====== MATERIAL FOR THE TASK
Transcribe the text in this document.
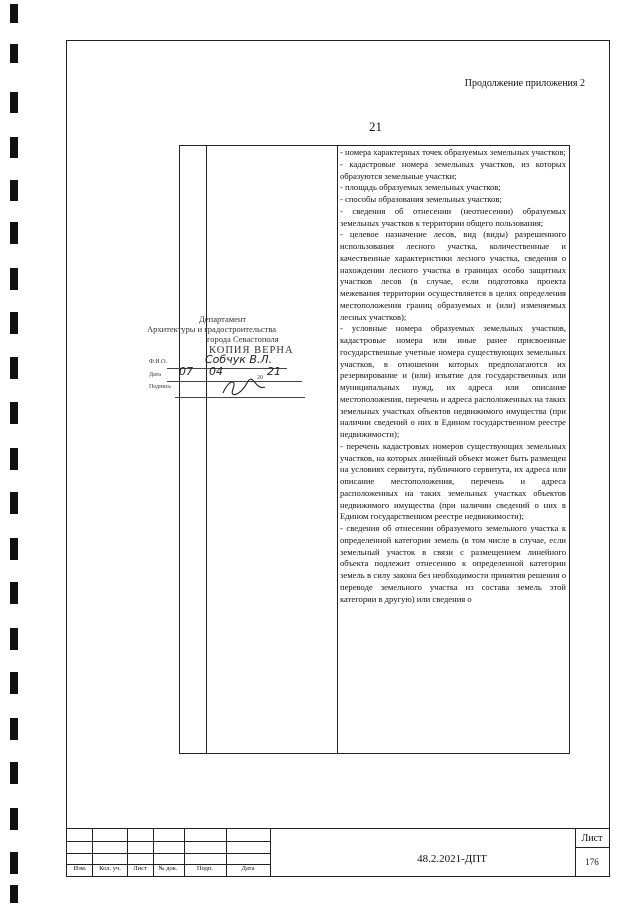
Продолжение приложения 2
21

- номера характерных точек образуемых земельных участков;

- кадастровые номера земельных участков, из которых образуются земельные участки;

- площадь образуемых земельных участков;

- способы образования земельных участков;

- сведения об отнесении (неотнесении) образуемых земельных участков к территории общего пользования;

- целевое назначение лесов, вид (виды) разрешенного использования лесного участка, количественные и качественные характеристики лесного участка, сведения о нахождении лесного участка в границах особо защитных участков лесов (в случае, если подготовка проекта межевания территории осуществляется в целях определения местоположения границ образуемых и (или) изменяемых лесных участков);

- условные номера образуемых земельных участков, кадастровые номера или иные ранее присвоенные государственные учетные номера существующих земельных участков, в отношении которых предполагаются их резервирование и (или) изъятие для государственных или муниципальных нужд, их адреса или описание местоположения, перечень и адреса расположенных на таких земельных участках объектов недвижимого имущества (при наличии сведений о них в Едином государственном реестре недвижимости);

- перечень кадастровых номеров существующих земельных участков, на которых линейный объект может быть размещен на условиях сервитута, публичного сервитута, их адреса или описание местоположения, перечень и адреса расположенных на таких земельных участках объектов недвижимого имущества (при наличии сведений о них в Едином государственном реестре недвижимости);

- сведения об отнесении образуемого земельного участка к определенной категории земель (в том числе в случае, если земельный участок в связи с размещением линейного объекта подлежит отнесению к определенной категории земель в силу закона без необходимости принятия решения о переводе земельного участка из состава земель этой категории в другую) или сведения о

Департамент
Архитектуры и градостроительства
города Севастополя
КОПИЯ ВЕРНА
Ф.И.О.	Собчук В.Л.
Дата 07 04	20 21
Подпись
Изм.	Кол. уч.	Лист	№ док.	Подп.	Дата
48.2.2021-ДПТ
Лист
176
============
====== MATERIAL FOR THE TASK
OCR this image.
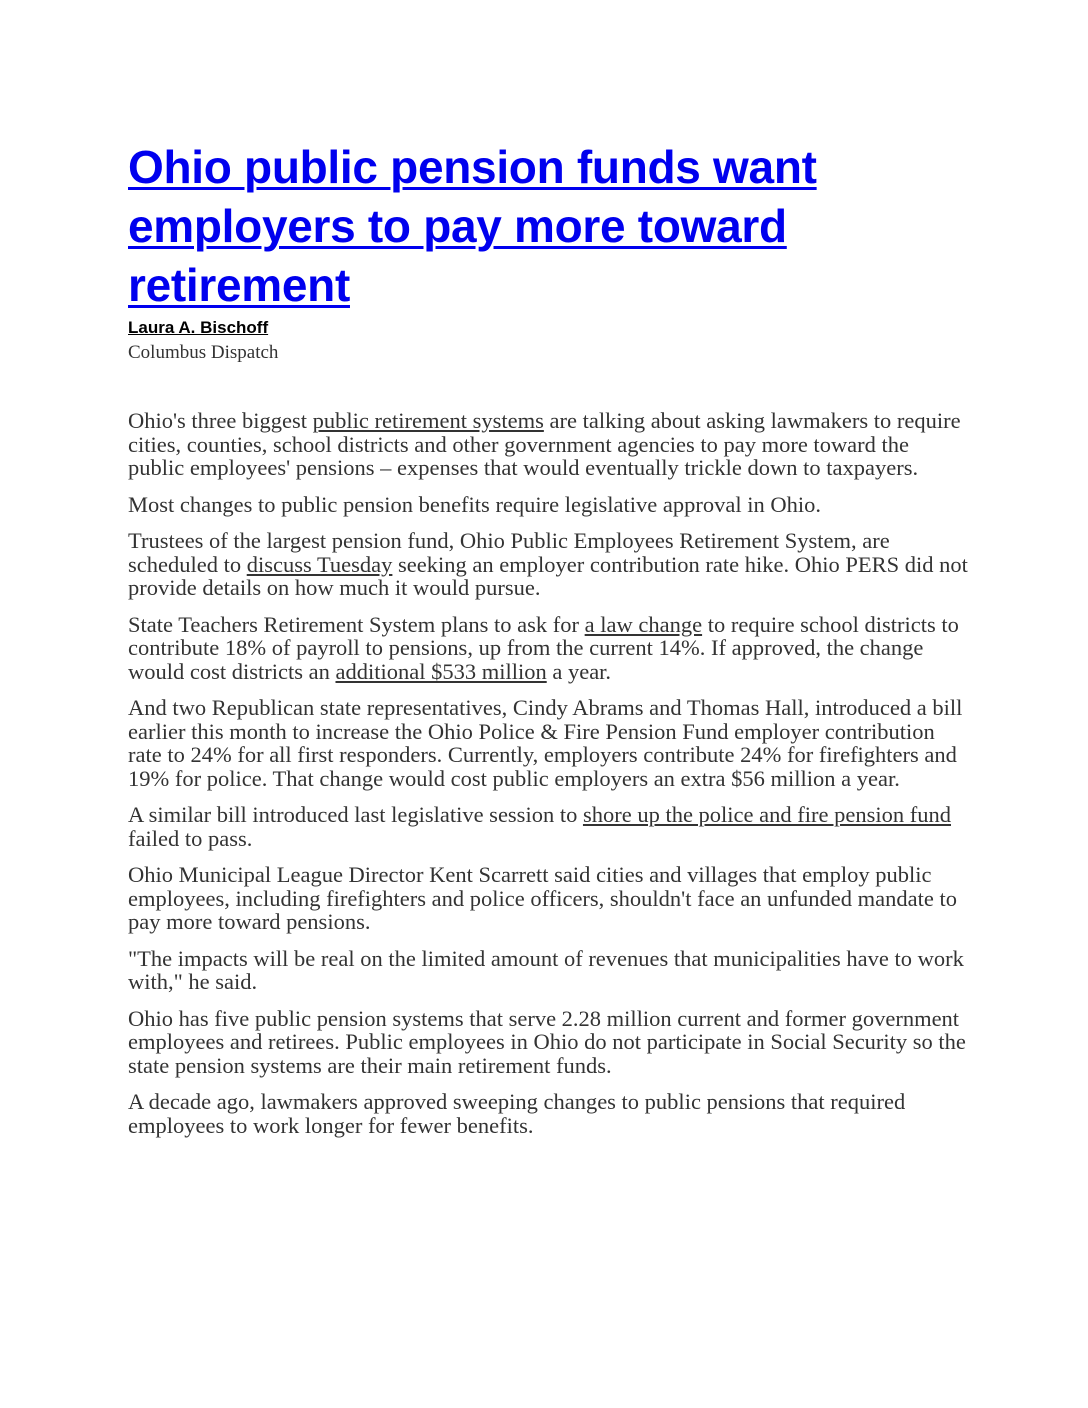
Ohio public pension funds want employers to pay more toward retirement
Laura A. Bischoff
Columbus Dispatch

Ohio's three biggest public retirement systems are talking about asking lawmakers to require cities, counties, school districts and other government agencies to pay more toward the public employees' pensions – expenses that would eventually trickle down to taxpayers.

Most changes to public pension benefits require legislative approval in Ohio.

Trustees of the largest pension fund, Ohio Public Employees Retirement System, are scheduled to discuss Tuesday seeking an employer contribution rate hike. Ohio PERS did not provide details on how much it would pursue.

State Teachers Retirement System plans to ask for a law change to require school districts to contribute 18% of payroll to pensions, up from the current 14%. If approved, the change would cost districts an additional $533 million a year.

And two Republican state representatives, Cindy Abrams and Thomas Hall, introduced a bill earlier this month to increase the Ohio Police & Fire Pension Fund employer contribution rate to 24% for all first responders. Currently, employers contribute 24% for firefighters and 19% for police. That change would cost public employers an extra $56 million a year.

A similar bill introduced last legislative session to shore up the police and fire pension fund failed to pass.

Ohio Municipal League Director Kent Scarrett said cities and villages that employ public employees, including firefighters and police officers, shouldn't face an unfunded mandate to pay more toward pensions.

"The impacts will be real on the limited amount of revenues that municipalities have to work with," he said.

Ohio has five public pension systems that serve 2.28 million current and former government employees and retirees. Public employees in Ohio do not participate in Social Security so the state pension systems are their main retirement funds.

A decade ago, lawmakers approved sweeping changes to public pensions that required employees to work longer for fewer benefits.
============
WHAT TO DO – Take every line from the records above that has the word "approved" and copy it.

PROBLEM SOLUTION –
State Teachers Retirement System plans to ask for a law change to require school districts to contribute 18% of payroll to pensions, up from the current 14%. If approved, the change would cost districts an additional $533 million a year.
A decade ago, lawmakers approved sweeping changes to public pensions that required employees to work longer for fewer benefits.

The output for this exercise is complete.